===== Extracted data
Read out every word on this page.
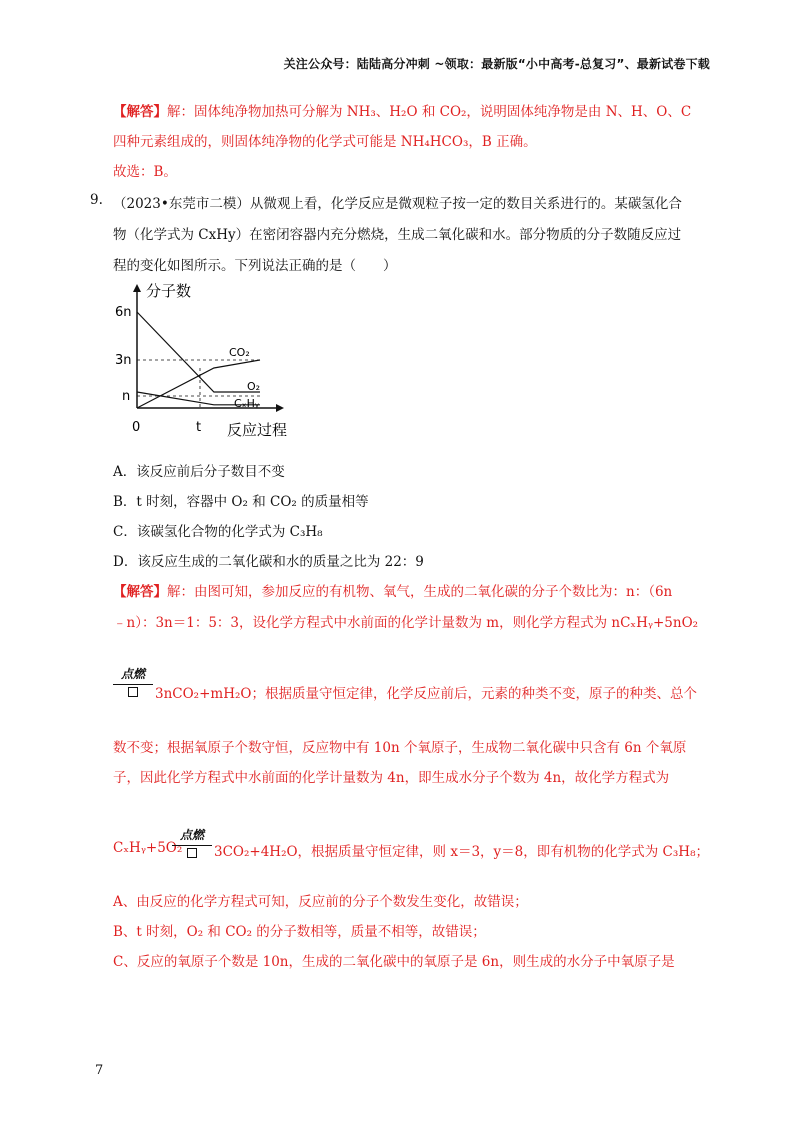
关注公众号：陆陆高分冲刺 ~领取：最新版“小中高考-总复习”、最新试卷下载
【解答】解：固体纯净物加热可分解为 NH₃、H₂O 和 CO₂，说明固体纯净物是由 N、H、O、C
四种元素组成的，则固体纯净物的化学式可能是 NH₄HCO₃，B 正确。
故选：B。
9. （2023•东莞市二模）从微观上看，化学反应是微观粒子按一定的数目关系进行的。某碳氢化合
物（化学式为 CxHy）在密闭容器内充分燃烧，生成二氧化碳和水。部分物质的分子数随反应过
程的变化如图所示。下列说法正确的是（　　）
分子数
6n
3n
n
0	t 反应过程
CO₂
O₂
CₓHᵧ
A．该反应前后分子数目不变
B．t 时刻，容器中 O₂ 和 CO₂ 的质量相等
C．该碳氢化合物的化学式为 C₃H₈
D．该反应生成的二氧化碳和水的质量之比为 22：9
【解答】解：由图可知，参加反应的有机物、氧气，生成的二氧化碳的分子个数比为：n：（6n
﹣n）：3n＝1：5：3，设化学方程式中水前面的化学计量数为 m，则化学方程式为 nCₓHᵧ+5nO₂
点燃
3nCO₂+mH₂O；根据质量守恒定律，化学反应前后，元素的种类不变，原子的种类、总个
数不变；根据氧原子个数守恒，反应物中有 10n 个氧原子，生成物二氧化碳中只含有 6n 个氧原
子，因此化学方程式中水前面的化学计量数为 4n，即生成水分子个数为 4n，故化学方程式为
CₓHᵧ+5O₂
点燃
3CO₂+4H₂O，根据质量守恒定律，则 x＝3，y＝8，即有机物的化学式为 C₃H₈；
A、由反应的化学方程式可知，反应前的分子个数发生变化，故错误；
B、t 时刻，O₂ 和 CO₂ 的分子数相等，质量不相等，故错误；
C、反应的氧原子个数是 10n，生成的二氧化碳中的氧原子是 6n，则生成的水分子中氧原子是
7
==========
===== Extracted data
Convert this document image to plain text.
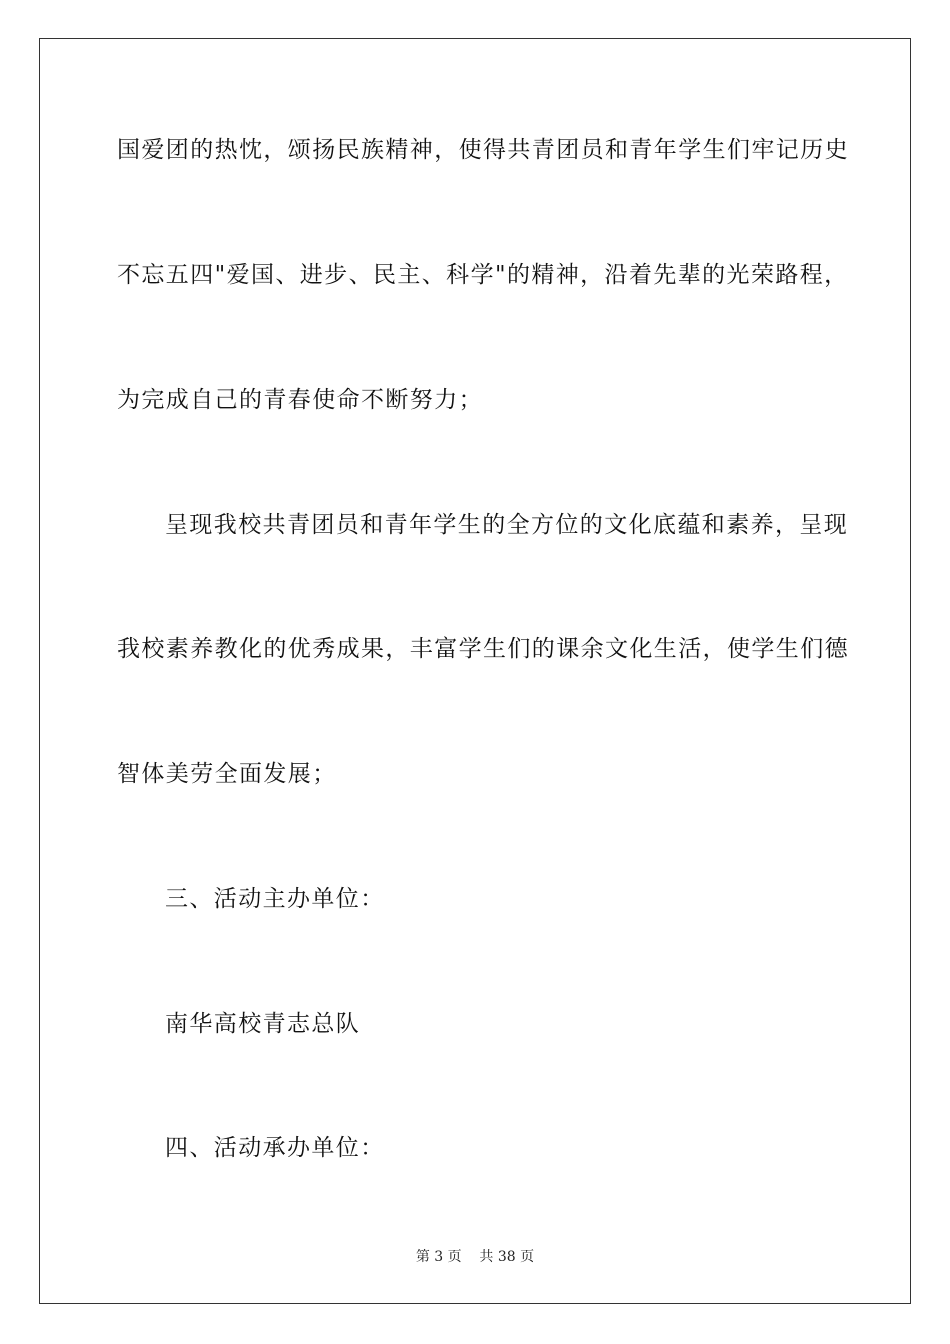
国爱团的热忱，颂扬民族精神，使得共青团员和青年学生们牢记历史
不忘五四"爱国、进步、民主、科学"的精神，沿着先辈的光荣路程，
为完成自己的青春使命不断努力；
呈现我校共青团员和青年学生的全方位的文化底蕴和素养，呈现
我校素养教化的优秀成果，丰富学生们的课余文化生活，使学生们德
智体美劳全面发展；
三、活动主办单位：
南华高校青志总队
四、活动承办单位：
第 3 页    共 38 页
==========
Pick out the lines above that hold the string "this" and show them.

Read out every word on this page.
Convert this document image to plain text.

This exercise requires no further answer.